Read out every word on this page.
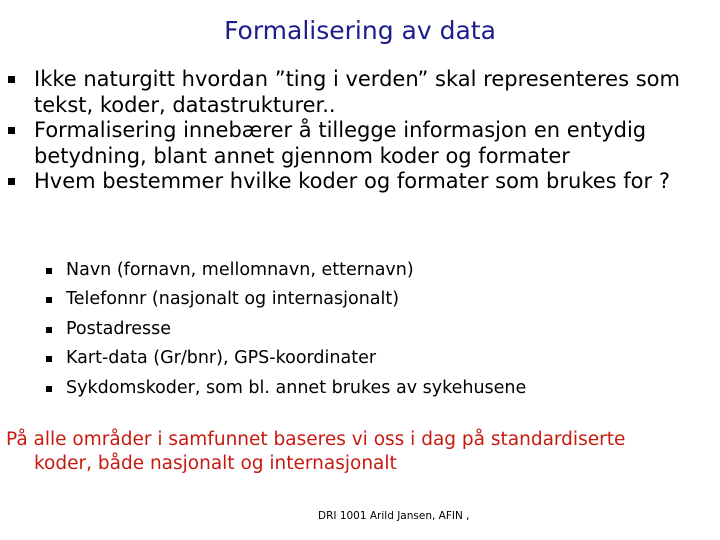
Formalisering av data
Ikke naturgitt hvordan ”ting i verden” skal representeres som tekst, koder, datastrukturer..
Formalisering innebærer å tillegge informasjon en entydig betydning, blant annet gjennom koder og formater
Hvem bestemmer hvilke koder og formater som brukes for ?
Navn (fornavn, mellomnavn, etternavn)
Telefonnr (nasjonalt og internasjonalt)
Postadresse
Kart-data (Gr/bnr), GPS-koordinater
Sykdomskoder, som bl. annet brukes av sykehusene
På alle områder i samfunnet baseres vi oss i dag på standardiserte
koder, både nasjonalt og internasjonalt
DRI 1001 Arild Jansen, AFIN ,
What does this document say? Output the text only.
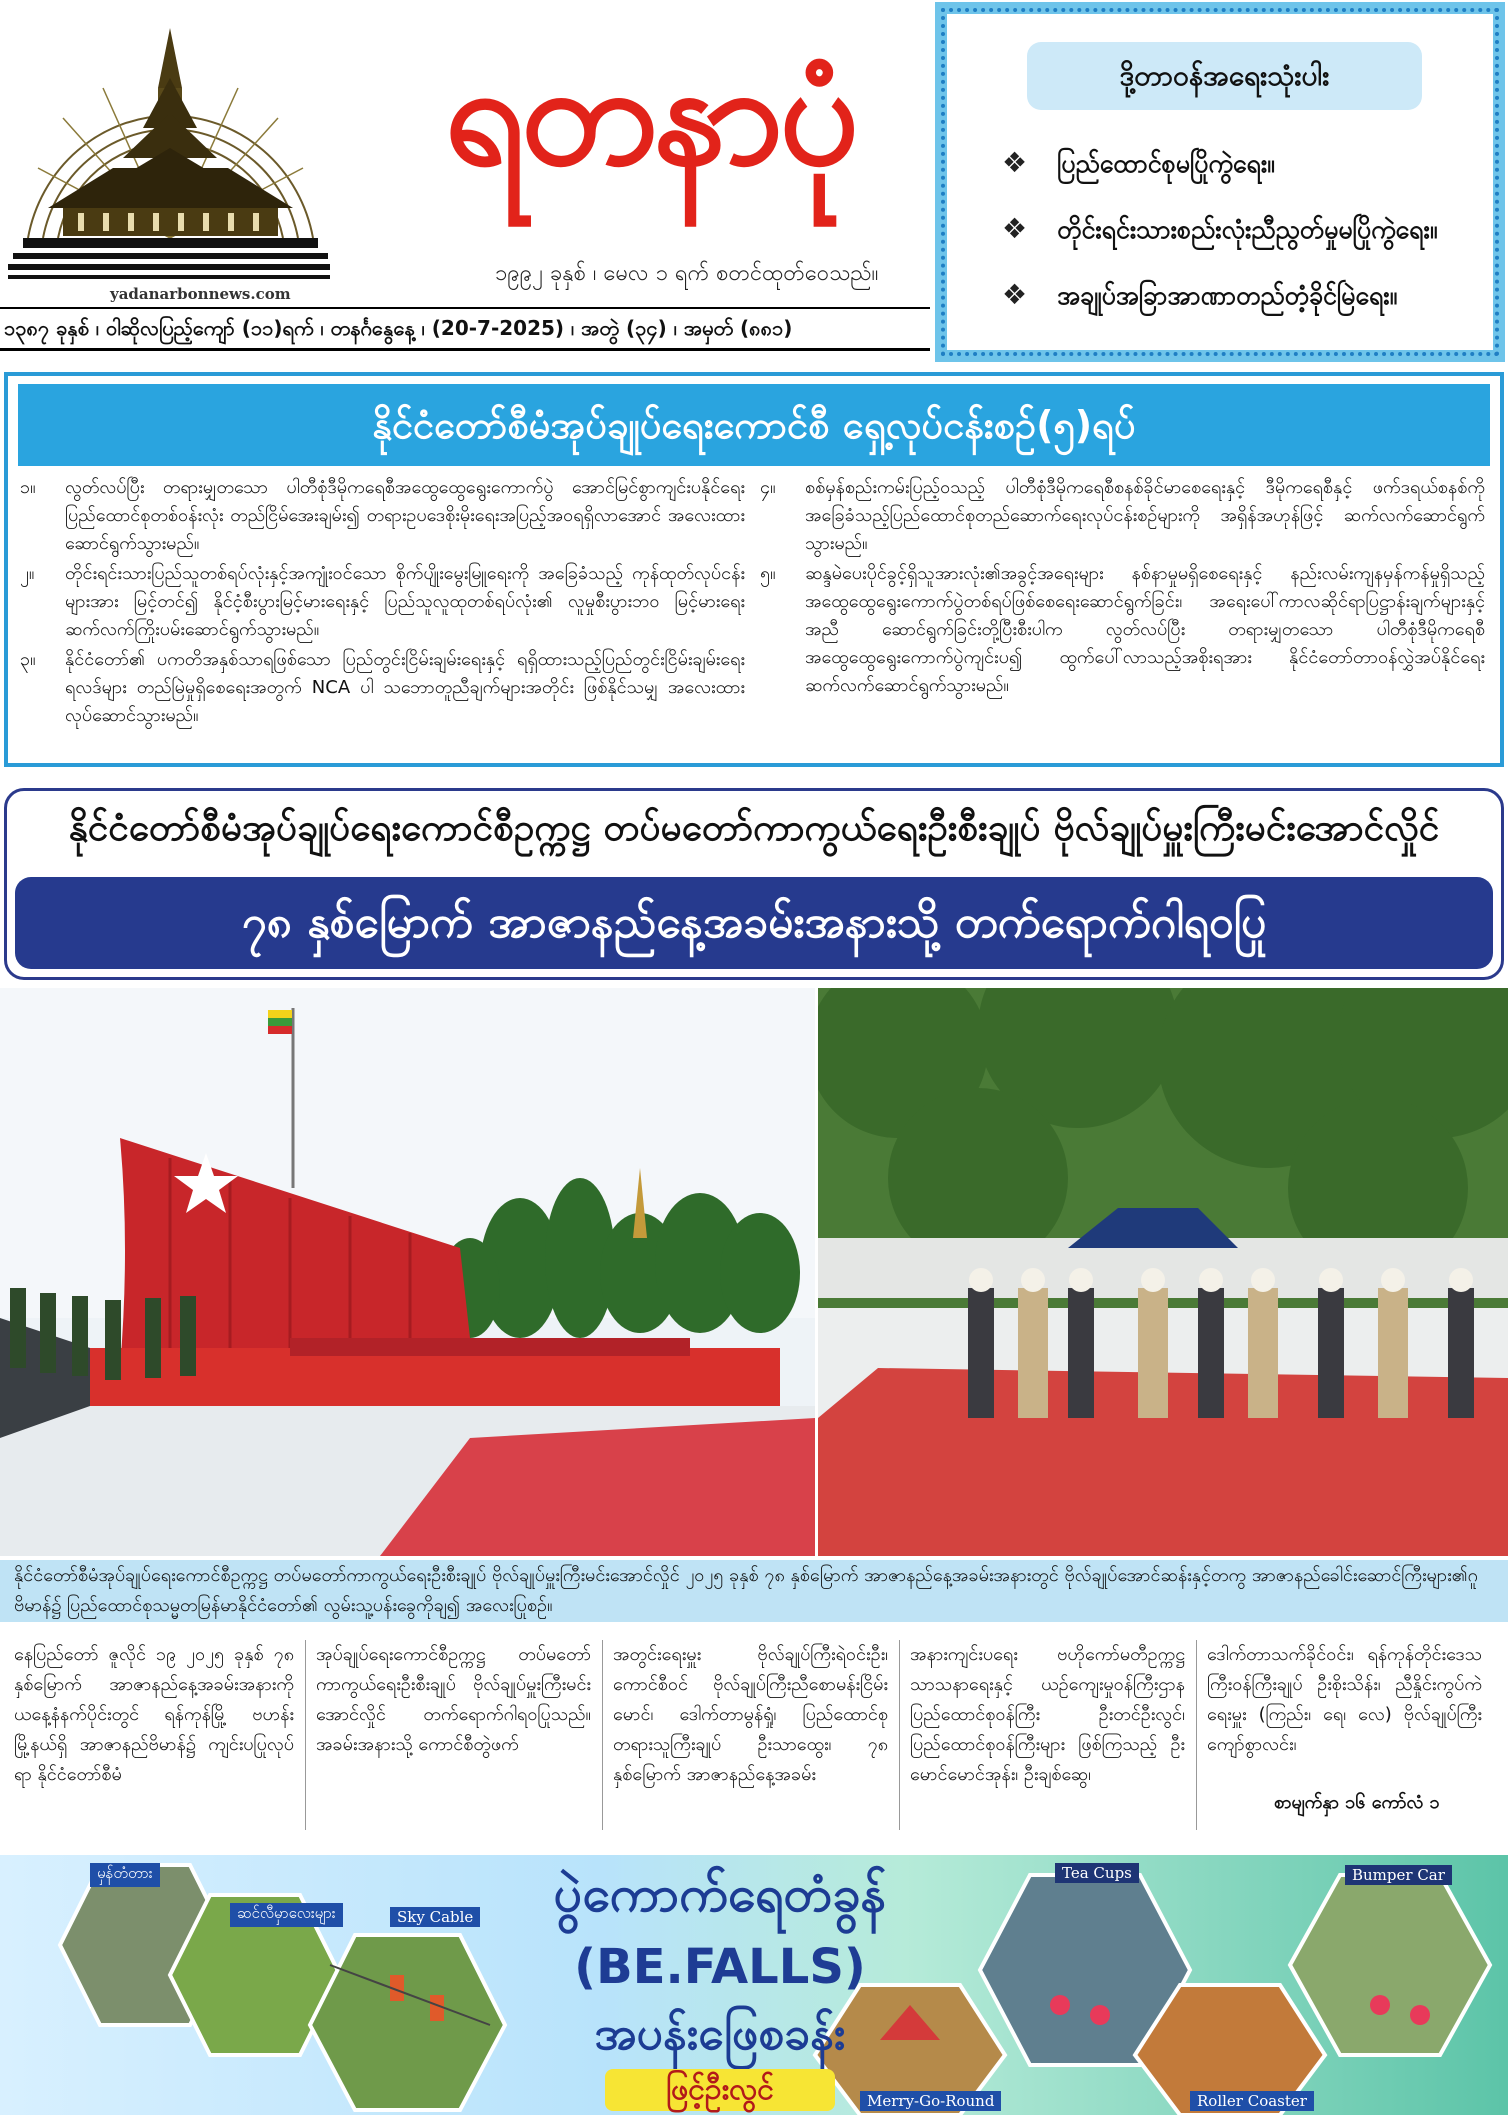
yadanarbonnews.com
ရတနာပုံ
၁၉၉၂ ခုနှစ် ၊ မေလ ၁ ရက် စတင်ထုတ်ဝေသည်။
၁၃၈၇ ခုနှစ် ၊ ဝါဆိုလပြည့်ကျော် (၁၁)ရက် ၊ တနင်္ဂနွေနေ့ ၊ (20-7-2025) ၊ အတွဲ (၃၄) ၊ အမှတ် (၈၈၁)
ဒို့တာဝန်အရေးသုံးပါး
❖ ပြည်ထောင်စုမပြိုကွဲရေး။
❖ တိုင်းရင်းသားစည်းလုံးညီညွတ်မှုမပြိုကွဲရေး။
❖ အချုပ်အခြာအာဏာတည်တံ့ခိုင်မြဲရေး။
နိုင်ငံတော်စီမံအုပ်ချုပ်ရေးကောင်စီ ရှေ့လုပ်ငန်းစဉ်(၅)ရပ်
၁။	လွတ်လပ်ပြီး တရားမျှတသော ပါတီစုံဒီမိုကရေစီအထွေထွေရွေးကောက်ပွဲ အောင်မြင်စွာကျင်းပနိုင်ရေး ပြည်ထောင်စုတစ်ဝန်းလုံး တည်ငြိမ်အေးချမ်း၍ တရားဥပဒေစိုးမိုးရေးအပြည့်အဝရရှိလာအောင် အလေးထားဆောင်ရွက်သွားမည်။
၂။	တိုင်းရင်းသားပြည်သူတစ်ရပ်လုံးနှင့်အကျုံးဝင်သော စိုက်ပျိုးမွေးမြူရေးကို အခြေခံသည့် ကုန်ထုတ်လုပ်ငန်းများအား မြင့်တင်၍ နိုင်ငံ့စီးပွားမြင့်မားရေးနှင့် ပြည်သူလူထုတစ်ရပ်လုံး၏ လူမှုစီးပွားဘဝ မြင့်မားရေး ဆက်လက်ကြိုးပမ်းဆောင်ရွက်သွားမည်။
၃။	နိုင်ငံတော်၏ ပကတိအနှစ်သာရဖြစ်သော ပြည်တွင်းငြိမ်းချမ်းရေးနှင့် ရရှိထားသည့်ပြည်တွင်းငြိမ်းချမ်းရေးရလဒ်များ တည်မြဲမှုရှိစေရေးအတွက် NCA ပါ သဘောတူညီချက်များအတိုင်း ဖြစ်နိုင်သမျှ အလေးထားလုပ်ဆောင်သွားမည်။
၄။	စစ်မှန်စည်းကမ်းပြည့်ဝသည့် ပါတီစုံဒီမိုကရေစီစနစ်ခိုင်မာစေရေးနှင့် ဒီမိုကရေစီနှင့် ဖက်ဒရယ်စနစ်ကို အခြေခံသည့်ပြည်ထောင်စုတည်ဆောက်ရေးလုပ်ငန်းစဉ်များကို အရှိန်အဟုန်ဖြင့် ဆက်လက်ဆောင်ရွက်သွားမည်။
၅။	ဆန္ဒမဲပေးပိုင်ခွင့်ရှိသူအားလုံး၏အခွင့်အရေးများ နစ်နာမှုမရှိစေရေးနှင့် နည်းလမ်းကျနမှန်ကန်မှုရှိသည့် အထွေထွေရွေးကောက်ပွဲတစ်ရပ်ဖြစ်စေရေးဆောင်ရွက်ခြင်း၊ အရေးပေါ်ကာလဆိုင်ရာပြဋ္ဌာန်းချက်များနှင့်အညီ ဆောင်ရွက်ခြင်းတို့ပြီးစီးပါက လွတ်လပ်ပြီး တရားမျှတသော ပါတီစုံဒီမိုကရေစီ အထွေထွေရွေးကောက်ပွဲကျင်းပ၍ ထွက်ပေါ်လာသည့်အစိုးရအား နိုင်ငံတော်တာဝန်လွှဲအပ်နိုင်ရေး ဆက်လက်ဆောင်ရွက်သွားမည်။
နိုင်ငံတော်စီမံအုပ်ချုပ်ရေးကောင်စီဥက္ကဋ္ဌ တပ်မတော်ကာကွယ်ရေးဦးစီးချုပ် ဗိုလ်ချုပ်မှူးကြီးမင်းအောင်လှိုင်
၇၈ နှစ်မြောက် အာဇာနည်နေ့အခမ်းအနားသို့ တက်ရောက်ဂါရဝပြု
နိုင်ငံတော်စီမံအုပ်ချုပ်ရေးကောင်စီဥက္ကဋ္ဌ တပ်မတော်ကာကွယ်ရေးဦးစီးချုပ် ဗိုလ်ချုပ်မှူးကြီးမင်းအောင်လှိုင် ၂၀၂၅ ခုနှစ် ၇၈ နှစ်မြောက် အာဇာနည်နေ့အခမ်းအနားတွင် ဗိုလ်ချုပ်အောင်ဆန်းနှင့်တကွ အာဇာနည်ခေါင်းဆောင်ကြီးများ၏ဂူဗိမာန်၌ ပြည်ထောင်စုသမ္မတမြန်မာနိုင်ငံတော်၏ လွမ်းသူ့ပန်းခွေကိုချ၍ အလေးပြုစဉ်။
နေပြည်တော် ဇူလိုင် ၁၉ ၂၀၂၅ ခုနှစ် ၇၈ နှစ်မြောက် အာဇာနည်နေ့အခမ်းအနားကို ယနေ့နံနက်ပိုင်းတွင် ရန်ကုန်မြို့ ဗဟန်းမြို့နယ်ရှိ အာဇာနည်ဗိမာန်၌ ကျင်းပပြုလုပ်ရာ နိုင်ငံတော်စီမံ
အုပ်ချုပ်ရေးကောင်စီဥက္ကဋ္ဌ တပ်မတော်ကာကွယ်ရေးဦးစီးချုပ် ဗိုလ်ချုပ်မှူးကြီးမင်းအောင်လှိုင် တက်ရောက်ဂါရဝပြုသည်။ အခမ်းအနားသို့ ကောင်စီတွဲဖက်
အတွင်းရေးမှူး ဗိုလ်ချုပ်ကြီးရဲဝင်းဦး၊ ကောင်စီဝင် ဗိုလ်ချုပ်ကြီးညီစောမန်းငြိမ်းမောင်၊ ဒေါက်တာမွန်ရှုံ၊ ပြည်ထောင်စုတရားသူကြီးချုပ် ဦးသာထွေး၊ ၇၈ နှစ်မြောက် အာဇာနည်နေ့အခမ်း
အနားကျင်းပရေး ဗဟိုကော်မတီဥက္ကဋ္ဌ သာသနာရေးနှင့် ယဉ်ကျေးမှုဝန်ကြီးဌာန ပြည်ထောင်စုဝန်ကြီး ဦးတင်ဦးလွင်၊ ပြည်ထောင်စုဝန်ကြီးများ ဖြစ်ကြသည့် ဦးမောင်မောင်အုန်း၊ ဦးချစ်ဆွေ၊
ဒေါက်တာသက်ခိုင်ဝင်း၊ ရန်ကုန်တိုင်းဒေသကြီးဝန်ကြီးချုပ် ဦးစိုးသိန်း၊ ညီနှိုင်းကွပ်ကဲရေးမှူး (ကြည်း၊ ရေ၊ လေ) ဗိုလ်ချုပ်ကြီးကျော်စွာလင်း၊
စာမျက်နှာ ၁၆ ကော်လံ ၁
ပွဲကောက်ရေတံခွန်
(BE.FALLS)
အပန်းဖြေစခန်း
ဖြင့်ဦးလွင်
မှန်တံတား
ဆင်လီမှာလေးများ	Sky Cable
Tea Cups	Bumper Car
Merry-Go-Round	Roller Coaster
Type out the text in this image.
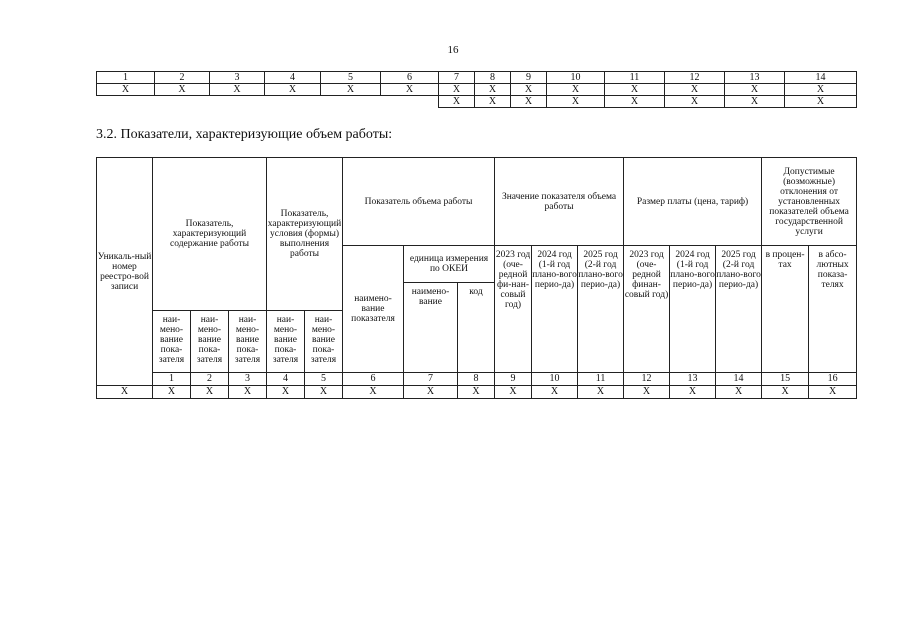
16
1	2	3	4	5	6	7	8	9	10	11	12	13	14
X	X	X	X	X	X	X	X	X	X	X	X	X	X
						X	X	X	X	X	X	X	X
3.2. Показатели, характеризующие объем работы:
Уникаль-ный номер реестро-вой записи	Показатель, характеризующий содержание работы			Показатель, характеризующий условия (формы) выполнения работы		Показатель объема работы			Значение показателя объема работы			Размер платы (цена, тариф)			Допустимые (возможные) отклонения от установленных показателей объема государственной услуги		
						наимено-вание показателя	единица измерения по ОКЕИ		2023 год (оче-редной фи-нан-совый год)	2024 год (1-й год плано-вого перио-да)	2025 год (2-й год плано-вого перио-да)	2023 год (оче-редной финан-совый год)	2024 год (1-й год плано-вого перио-да)	2025 год (2-й год плано-вого перио-да)	в процен-тах	в абсо-лютных показа-телях	
							наимено-вание	код									
	наи-мено-вание пока-зателя	наи-мено-вание пока-зателя	наи-мено-вание пока-зателя	наи-мено-вание пока-зателя	наи-мено-вание пока-зателя												
	1	2	3	4	5	6	7	8	9	10	11	12	13	14	15	16	
X	X	X	X	X	X	X	X	X	X	X	X	X	X	X	X	X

WHAT NEEDS TO BE DONE: Using the records above, pull out each line where the word "text" occurs.

ANSWER BELOW:
What does this document say? Output the text only.
Type out the text in this image.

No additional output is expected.